● Task objective: Look for the string "this" in the lines and copy each line that has it.

[Stored items]
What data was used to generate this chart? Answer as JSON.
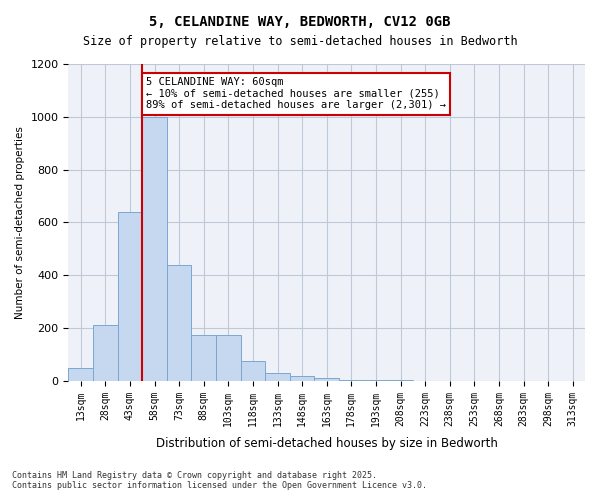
{
  "title": "5, CELANDINE WAY, BEDWORTH, CV12 0GB",
  "subtitle": "Size of property relative to semi-detached houses in Bedworth",
  "xlabel": "Distribution of semi-detached houses by size in Bedworth",
  "ylabel": "Number of semi-detached properties",
  "categories": [
    "13sqm",
    "28sqm",
    "43sqm",
    "58sqm",
    "73sqm",
    "88sqm",
    "103sqm",
    "118sqm",
    "133sqm",
    "148sqm",
    "163sqm",
    "178sqm",
    "193sqm",
    "208sqm",
    "223sqm",
    "238sqm",
    "253sqm",
    "268sqm",
    "283sqm",
    "298sqm",
    "313sqm"
  ],
  "bar_values": [
    50,
    210,
    640,
    1000,
    440,
    175,
    175,
    75,
    30,
    20,
    10,
    5,
    3,
    2,
    1,
    1,
    0,
    0,
    0,
    0,
    0
  ],
  "bar_color": "#c5d8f0",
  "bar_edgecolor": "#7ba7d0",
  "grid_color": "#c0c8d8",
  "background_color": "#eef2f8",
  "property_line_x": 60,
  "property_line_color": "#cc0000",
  "annotation_text": "5 CELANDINE WAY: 60sqm\n← 10% of semi-detached houses are smaller (255)\n89% of semi-detached houses are larger (2,301) →",
  "annotation_box_color": "#cc0000",
  "ylim": [
    0,
    1200
  ],
  "yticks": [
    0,
    200,
    400,
    600,
    800,
    1000,
    1200
  ],
  "footer_line1": "Contains HM Land Registry data © Crown copyright and database right 2025.",
  "footer_line2": "Contains public sector information licensed under the Open Government Licence v3.0."
}
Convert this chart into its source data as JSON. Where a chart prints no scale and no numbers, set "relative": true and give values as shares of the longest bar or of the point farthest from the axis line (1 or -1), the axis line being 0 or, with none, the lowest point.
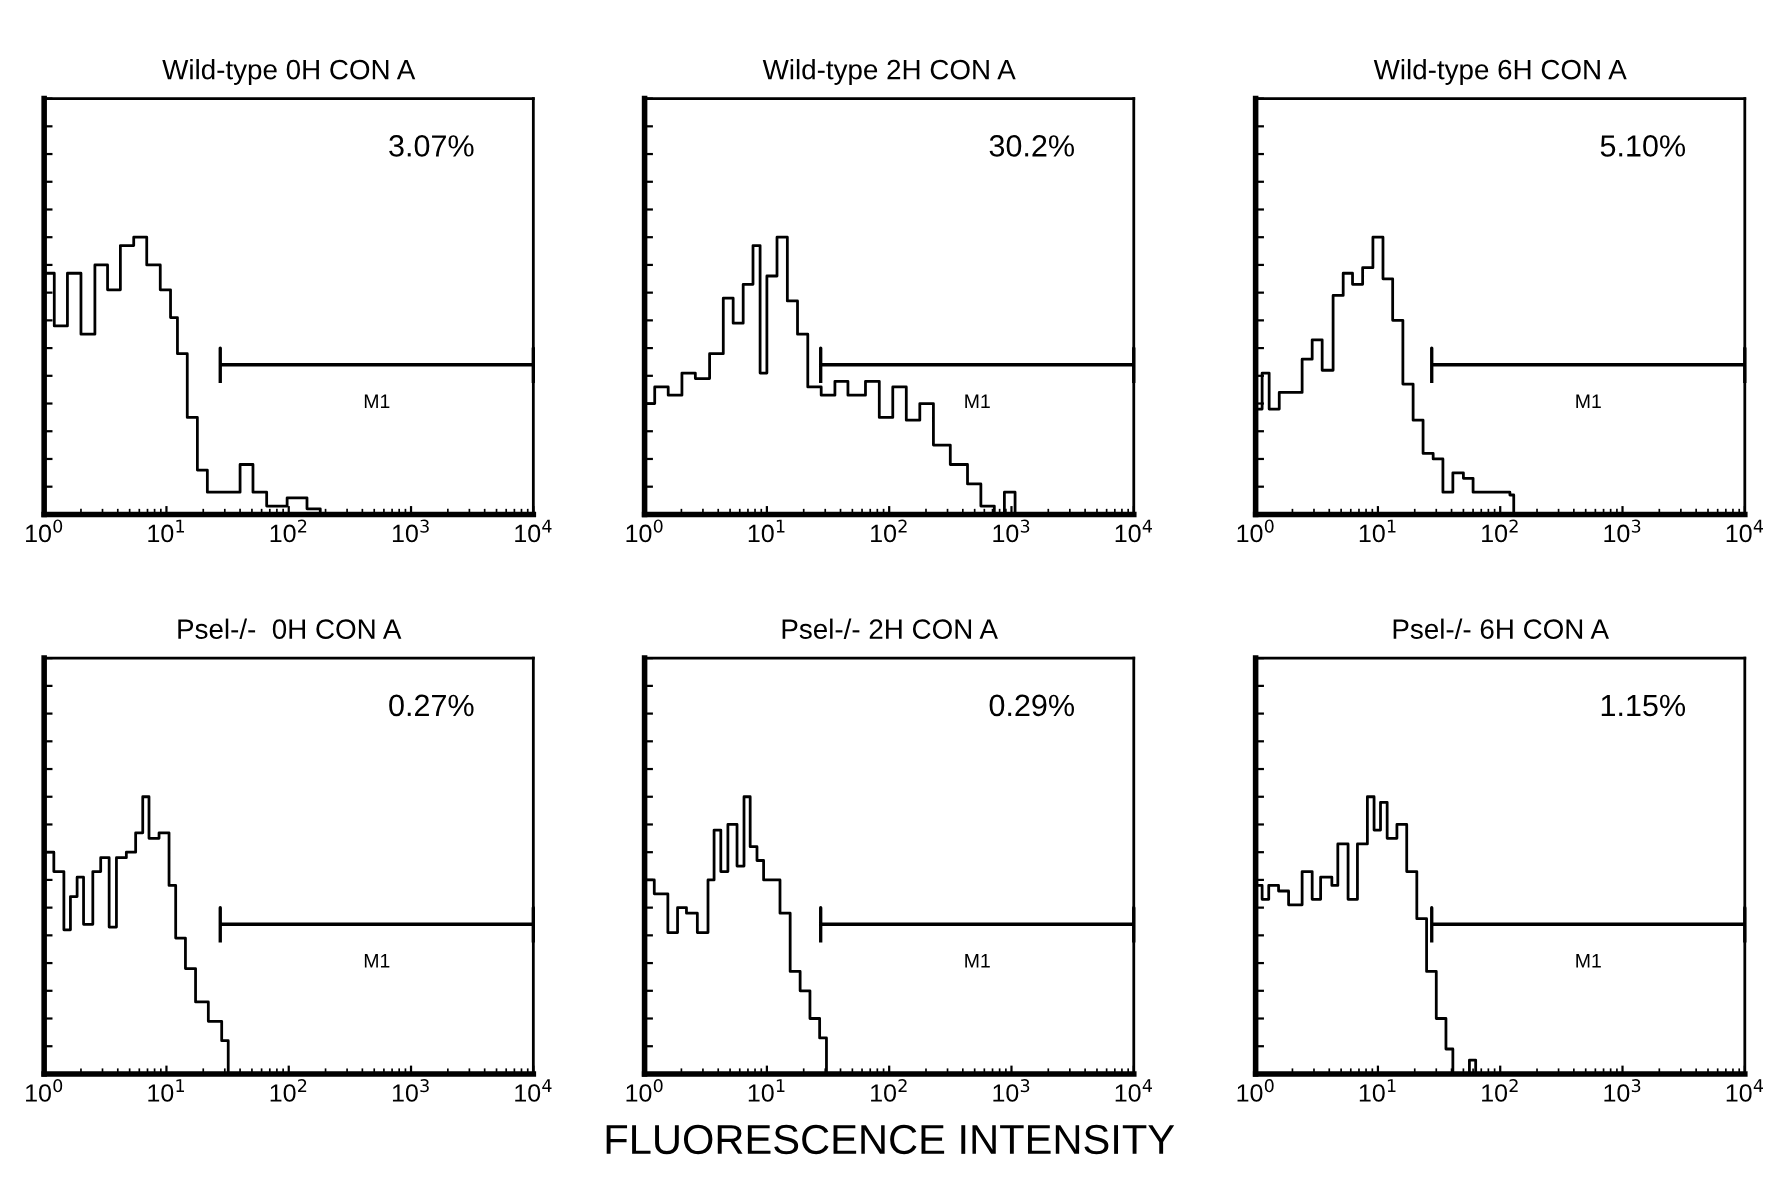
{
  "chart_data": [
    {
      "type": "step",
      "relative": true,
      "title": "Wild-type 0H CON A",
      "annotations": [
        "3.07%",
        "M1"
      ],
      "log": "x",
      "xlim": [
        1,
        10000
      ],
      "xticks": [
        {
          "value": 1,
          "label": "10$^{0}$"
        },
        {
          "value": 10,
          "label": "10$^{1}$"
        },
        {
          "value": 100,
          "label": "10$^{2}$"
        },
        {
          "value": 1000,
          "label": "10$^{3}$"
        },
        {
          "value": 10000,
          "label": "10$^{4}$"
        }
      ],
      "tick_labels": "x",
      "series": [
        {
          "color": "#000000",
          "x": [
            1,
            1.21,
            1.55,
            2.0,
            2.6,
            3.3,
            4.2,
            5.4,
            6.9,
            8.9,
            10.8,
            12.3,
            14.8,
            17.9,
            21.6,
            31.5,
            40,
            51,
            66,
            97,
            141,
            181
          ],
          "values": [
            0.87,
            0.68,
            0.87,
            0.65,
            0.9,
            0.81,
            0.97,
            1.0,
            0.9,
            0.81,
            0.71,
            0.58,
            0.35,
            0.16,
            0.08,
            0.08,
            0.18,
            0.08,
            0.03,
            0.06,
            0.02,
            0
          ]
        }
      ]
    },
    {
      "type": "step",
      "relative": true,
      "title": "Wild-type 2H CON A",
      "annotations": [
        "30.2%",
        "M1"
      ],
      "log": "x",
      "xlim": [
        1,
        10000
      ],
      "xticks": [
        {
          "value": 1,
          "label": "10$^{0}$"
        },
        {
          "value": 10,
          "label": "10$^{1}$"
        },
        {
          "value": 100,
          "label": "10$^{2}$"
        },
        {
          "value": 1000,
          "label": "10$^{3}$"
        },
        {
          "value": 10000,
          "label": "10$^{4}$"
        }
      ],
      "tick_labels": "x",
      "series": [
        {
          "color": "#000000",
          "x": [
            1,
            1.21,
            1.56,
            2.02,
            2.6,
            3.4,
            4.4,
            5.3,
            6.4,
            7.7,
            8.8,
            10,
            12.1,
            14.7,
            17.8,
            21.6,
            27.8,
            36,
            46,
            64,
            83,
            107,
            138,
            178,
            230,
            316,
            437,
            562,
            724,
            875,
            1070
          ],
          "values": [
            0.4,
            0.46,
            0.43,
            0.51,
            0.49,
            0.58,
            0.78,
            0.69,
            0.83,
            0.97,
            0.51,
            0.86,
            1.0,
            0.77,
            0.65,
            0.46,
            0.43,
            0.48,
            0.43,
            0.48,
            0.35,
            0.46,
            0.34,
            0.4,
            0.25,
            0.18,
            0.11,
            0.03,
            0,
            0.08,
            0
          ]
        }
      ]
    },
    {
      "type": "step",
      "relative": true,
      "title": "Wild-type 6H CON A",
      "annotations": [
        "5.10%",
        "M1"
      ],
      "log": "x",
      "xlim": [
        1,
        10000
      ],
      "xticks": [
        {
          "value": 1,
          "label": "10$^{0}$"
        },
        {
          "value": 10,
          "label": "10$^{1}$"
        },
        {
          "value": 100,
          "label": "10$^{2}$"
        },
        {
          "value": 1000,
          "label": "10$^{3}$"
        },
        {
          "value": 10000,
          "label": "10$^{4}$"
        }
      ],
      "tick_labels": "x",
      "series": [
        {
          "color": "#000000",
          "x": [
            1,
            1.13,
            1.29,
            1.56,
            2.0,
            2.4,
            2.9,
            3.5,
            4.3,
            5.2,
            6.2,
            7.5,
            9.1,
            11,
            13.2,
            16,
            19.4,
            23.4,
            28.3,
            34,
            41,
            50,
            60,
            89,
            120,
            129
          ],
          "values": [
            0.38,
            0.51,
            0.38,
            0.44,
            0.44,
            0.56,
            0.63,
            0.52,
            0.79,
            0.87,
            0.83,
            0.89,
            1.0,
            0.85,
            0.7,
            0.47,
            0.34,
            0.22,
            0.2,
            0.08,
            0.15,
            0.13,
            0.08,
            0.08,
            0.07,
            0
          ]
        }
      ]
    },
    {
      "type": "step",
      "relative": true,
      "title": "Psel-/-  0H CON A",
      "annotations": [
        "0.27%",
        "M1"
      ],
      "log": "x",
      "xlim": [
        1,
        10000
      ],
      "xticks": [
        {
          "value": 1,
          "label": "10$^{0}$"
        },
        {
          "value": 10,
          "label": "10$^{1}$"
        },
        {
          "value": 100,
          "label": "10$^{2}$"
        },
        {
          "value": 1000,
          "label": "10$^{3}$"
        },
        {
          "value": 10000,
          "label": "10$^{4}$"
        }
      ],
      "tick_labels": "x",
      "series": [
        {
          "color": "#000000",
          "x": [
            1,
            1.2,
            1.45,
            1.64,
            1.86,
            2.1,
            2.5,
            2.9,
            3.4,
            3.9,
            4.7,
            5.6,
            6.4,
            7.2,
            8.7,
            10.5,
            11.9,
            14.3,
            17.3,
            22,
            28.3,
            32
          ],
          "values": [
            0.8,
            0.73,
            0.52,
            0.64,
            0.71,
            0.54,
            0.73,
            0.78,
            0.53,
            0.78,
            0.8,
            0.87,
            1.0,
            0.85,
            0.87,
            0.68,
            0.49,
            0.38,
            0.26,
            0.19,
            0.12,
            0
          ]
        }
      ]
    },
    {
      "type": "step",
      "relative": true,
      "title": "Psel-/- 2H CON A",
      "xlabel": "FLUORESCENCE INTENSITY",
      "annotations": [
        "0.29%",
        "M1"
      ],
      "log": "x",
      "xlim": [
        1,
        10000
      ],
      "xticks": [
        {
          "value": 1,
          "label": "10$^{0}$"
        },
        {
          "value": 10,
          "label": "10$^{1}$"
        },
        {
          "value": 100,
          "label": "10$^{2}$"
        },
        {
          "value": 1000,
          "label": "10$^{3}$"
        },
        {
          "value": 10000,
          "label": "10$^{4}$"
        }
      ],
      "tick_labels": "x",
      "series": [
        {
          "color": "#000000",
          "x": [
            1,
            1.2,
            1.55,
            1.86,
            2.2,
            2.7,
            3.3,
            3.7,
            4.2,
            4.8,
            5.7,
            6.5,
            7.3,
            8.3,
            9.4,
            11.3,
            12.8,
            15.5,
            18.7,
            22.5,
            27,
            30.7
          ],
          "values": [
            0.7,
            0.65,
            0.51,
            0.6,
            0.58,
            0.51,
            0.7,
            0.88,
            0.73,
            0.9,
            0.75,
            1.0,
            0.82,
            0.77,
            0.7,
            0.7,
            0.58,
            0.37,
            0.3,
            0.2,
            0.13,
            0
          ]
        }
      ]
    },
    {
      "type": "step",
      "relative": true,
      "title": "Psel-/- 6H CON A",
      "annotations": [
        "1.15%",
        "M1"
      ],
      "log": "x",
      "xlim": [
        1,
        10000
      ],
      "xticks": [
        {
          "value": 1,
          "label": "10$^{0}$"
        },
        {
          "value": 10,
          "label": "10$^{1}$"
        },
        {
          "value": 100,
          "label": "10$^{2}$"
        },
        {
          "value": 1000,
          "label": "10$^{3}$"
        },
        {
          "value": 10000,
          "label": "10$^{4}$"
        }
      ],
      "tick_labels": "x",
      "series": [
        {
          "color": "#000000",
          "x": [
            1,
            1.13,
            1.28,
            1.54,
            1.86,
            2.4,
            2.9,
            3.4,
            4.2,
            4.7,
            5.7,
            6.8,
            8.2,
            9.3,
            10.5,
            11.9,
            14.3,
            17.2,
            20.8,
            25,
            30,
            36,
            41,
            56,
            63
          ],
          "values": [
            0.68,
            0.63,
            0.68,
            0.66,
            0.61,
            0.73,
            0.63,
            0.71,
            0.68,
            0.83,
            0.63,
            0.83,
            1.0,
            0.88,
            0.98,
            0.85,
            0.9,
            0.73,
            0.56,
            0.37,
            0.2,
            0.09,
            0,
            0.05,
            0
          ]
        }
      ]
    }
  ]
}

● Output of the exercise:
What data was used to generate this chart? Answer as JSON.
Convert this chart into its source data as JSON. Where a chart prints no scale and no numbers, set "relative": true and give values as shares of the longest bar or of the point farthest from the axis line (1 or -1), the axis line being 0 or, with none, the lowest point.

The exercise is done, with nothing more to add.